* WHAT YOU WILL DO: List each line of the data in which the string "Tencent" appears.

[Stored data]
########################################
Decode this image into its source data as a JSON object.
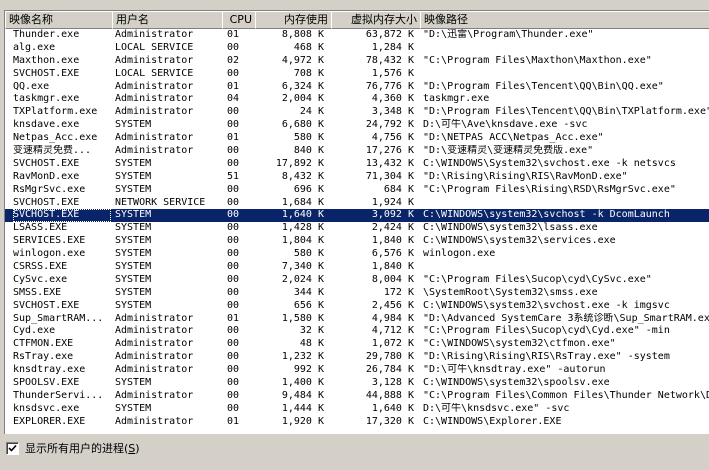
{
  "columns": {
    "name": "映像名称",
    "user": "用户名",
    "cpu": "CPU",
    "mem": "内存使用",
    "vm": "虚拟内存大小",
    "path": "映像路径"
  },
  "selected_index": 14,
  "rows": [
    {
      "name": "Thunder.exe",
      "user": "Administrator",
      "cpu": "01",
      "mem": "8,808 K",
      "vm": "63,872 K",
      "path": "\"D:\\迅雷\\Program\\Thunder.exe\""
    },
    {
      "name": "alg.exe",
      "user": "LOCAL SERVICE",
      "cpu": "00",
      "mem": "468 K",
      "vm": "1,284 K",
      "path": ""
    },
    {
      "name": "Maxthon.exe",
      "user": "Administrator",
      "cpu": "02",
      "mem": "4,972 K",
      "vm": "78,432 K",
      "path": "\"C:\\Program Files\\Maxthon\\Maxthon.exe\""
    },
    {
      "name": "SVCHOST.EXE",
      "user": "LOCAL SERVICE",
      "cpu": "00",
      "mem": "708 K",
      "vm": "1,576 K",
      "path": ""
    },
    {
      "name": "QQ.exe",
      "user": "Administrator",
      "cpu": "01",
      "mem": "6,324 K",
      "vm": "76,776 K",
      "path": "\"D:\\Program Files\\Tencent\\QQ\\Bin\\QQ.exe\""
    },
    {
      "name": "taskmgr.exe",
      "user": "Administrator",
      "cpu": "04",
      "mem": "2,004 K",
      "vm": "4,360 K",
      "path": "taskmgr.exe"
    },
    {
      "name": "TXPlatform.exe",
      "user": "Administrator",
      "cpu": "00",
      "mem": "24 K",
      "vm": "3,348 K",
      "path": "\"D:\\Program Files\\Tencent\\QQ\\Bin\\TXPlatform.exe\""
    },
    {
      "name": "knsdave.exe",
      "user": "SYSTEM",
      "cpu": "00",
      "mem": "6,680 K",
      "vm": "24,792 K",
      "path": "D:\\可牛\\Ave\\knsdave.exe -svc"
    },
    {
      "name": "Netpas_Acc.exe",
      "user": "Administrator",
      "cpu": "01",
      "mem": "580 K",
      "vm": "4,756 K",
      "path": "\"D:\\NETPAS ACC\\Netpas_Acc.exe\""
    },
    {
      "name": "变速精灵免费...",
      "user": "Administrator",
      "cpu": "00",
      "mem": "840 K",
      "vm": "17,276 K",
      "path": "\"D:\\变速精灵\\变速精灵免费版.exe\""
    },
    {
      "name": "SVCHOST.EXE",
      "user": "SYSTEM",
      "cpu": "00",
      "mem": "17,892 K",
      "vm": "13,432 K",
      "path": "C:\\WINDOWS\\System32\\svchost.exe -k netsvcs"
    },
    {
      "name": "RavMonD.exe",
      "user": "SYSTEM",
      "cpu": "51",
      "mem": "8,432 K",
      "vm": "71,304 K",
      "path": "\"D:\\Rising\\Rising\\RIS\\RavMonD.exe\""
    },
    {
      "name": "RsMgrSvc.exe",
      "user": "SYSTEM",
      "cpu": "00",
      "mem": "696 K",
      "vm": "684 K",
      "path": "\"C:\\Program Files\\Rising\\RSD\\RsMgrSvc.exe\""
    },
    {
      "name": "SVCHOST.EXE",
      "user": "NETWORK SERVICE",
      "cpu": "00",
      "mem": "1,684 K",
      "vm": "1,924 K",
      "path": ""
    },
    {
      "name": "SVCHOST.EXE",
      "user": "SYSTEM",
      "cpu": "00",
      "mem": "1,640 K",
      "vm": "3,092 K",
      "path": "C:\\WINDOWS\\system32\\svchost -k DcomLaunch"
    },
    {
      "name": "LSASS.EXE",
      "user": "SYSTEM",
      "cpu": "00",
      "mem": "1,428 K",
      "vm": "2,424 K",
      "path": "C:\\WINDOWS\\system32\\lsass.exe"
    },
    {
      "name": "SERVICES.EXE",
      "user": "SYSTEM",
      "cpu": "00",
      "mem": "1,804 K",
      "vm": "1,840 K",
      "path": "C:\\WINDOWS\\system32\\services.exe"
    },
    {
      "name": "winlogon.exe",
      "user": "SYSTEM",
      "cpu": "00",
      "mem": "580 K",
      "vm": "6,576 K",
      "path": "winlogon.exe"
    },
    {
      "name": "CSRSS.EXE",
      "user": "SYSTEM",
      "cpu": "00",
      "mem": "7,340 K",
      "vm": "1,840 K",
      "path": ""
    },
    {
      "name": "CySvc.exe",
      "user": "SYSTEM",
      "cpu": "00",
      "mem": "2,024 K",
      "vm": "8,004 K",
      "path": "\"C:\\Program Files\\Sucop\\cyd\\CySvc.exe\""
    },
    {
      "name": "SMSS.EXE",
      "user": "SYSTEM",
      "cpu": "00",
      "mem": "344 K",
      "vm": "172 K",
      "path": "\\SystemRoot\\System32\\smss.exe"
    },
    {
      "name": "SVCHOST.EXE",
      "user": "SYSTEM",
      "cpu": "00",
      "mem": "656 K",
      "vm": "2,456 K",
      "path": "C:\\WINDOWS\\system32\\svchost.exe -k imgsvc"
    },
    {
      "name": "Sup_SmartRAM...",
      "user": "Administrator",
      "cpu": "01",
      "mem": "1,580 K",
      "vm": "4,984 K",
      "path": "\"D:\\Advanced SystemCare 3系统诊断\\Sup_SmartRAM.exe\""
    },
    {
      "name": "Cyd.exe",
      "user": "Administrator",
      "cpu": "00",
      "mem": "32 K",
      "vm": "4,712 K",
      "path": "\"C:\\Program Files\\Sucop\\cyd\\Cyd.exe\" -min"
    },
    {
      "name": "CTFMON.EXE",
      "user": "Administrator",
      "cpu": "00",
      "mem": "48 K",
      "vm": "1,072 K",
      "path": "\"C:\\WINDOWS\\system32\\ctfmon.exe\""
    },
    {
      "name": "RsTray.exe",
      "user": "Administrator",
      "cpu": "00",
      "mem": "1,232 K",
      "vm": "29,780 K",
      "path": "\"D:\\Rising\\Rising\\RIS\\RsTray.exe\" -system"
    },
    {
      "name": "knsdtray.exe",
      "user": "Administrator",
      "cpu": "00",
      "mem": "992 K",
      "vm": "26,784 K",
      "path": "\"D:\\可牛\\knsdtray.exe\" -autorun"
    },
    {
      "name": "SPOOLSV.EXE",
      "user": "SYSTEM",
      "cpu": "00",
      "mem": "1,400 K",
      "vm": "3,128 K",
      "path": "C:\\WINDOWS\\system32\\spoolsv.exe"
    },
    {
      "name": "ThunderServi...",
      "user": "Administrator",
      "cpu": "00",
      "mem": "9,484 K",
      "vm": "44,888 K",
      "path": "\"C:\\Program Files\\Common Files\\Thunder Network\\D"
    },
    {
      "name": "knsdsvc.exe",
      "user": "SYSTEM",
      "cpu": "00",
      "mem": "1,444 K",
      "vm": "1,640 K",
      "path": "D:\\可牛\\knsdsvc.exe\" -svc"
    },
    {
      "name": "EXPLORER.EXE",
      "user": "Administrator",
      "cpu": "01",
      "mem": "1,920 K",
      "vm": "17,320 K",
      "path": "C:\\WINDOWS\\Explorer.EXE"
    }
  ],
  "footer": {
    "show_all_label": "显示所有用户的进程",
    "show_all_accel": "S",
    "show_all_checked": true
  }
}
########################################
* TASK OUTPUT:
      "path": "\"D:\\Program Files\\Tencent\\QQ\\Bin\\QQ.exe\""
      "path": "\"D:\\Program Files\\Tencent\\QQ\\Bin\\TXPlatform.exe\""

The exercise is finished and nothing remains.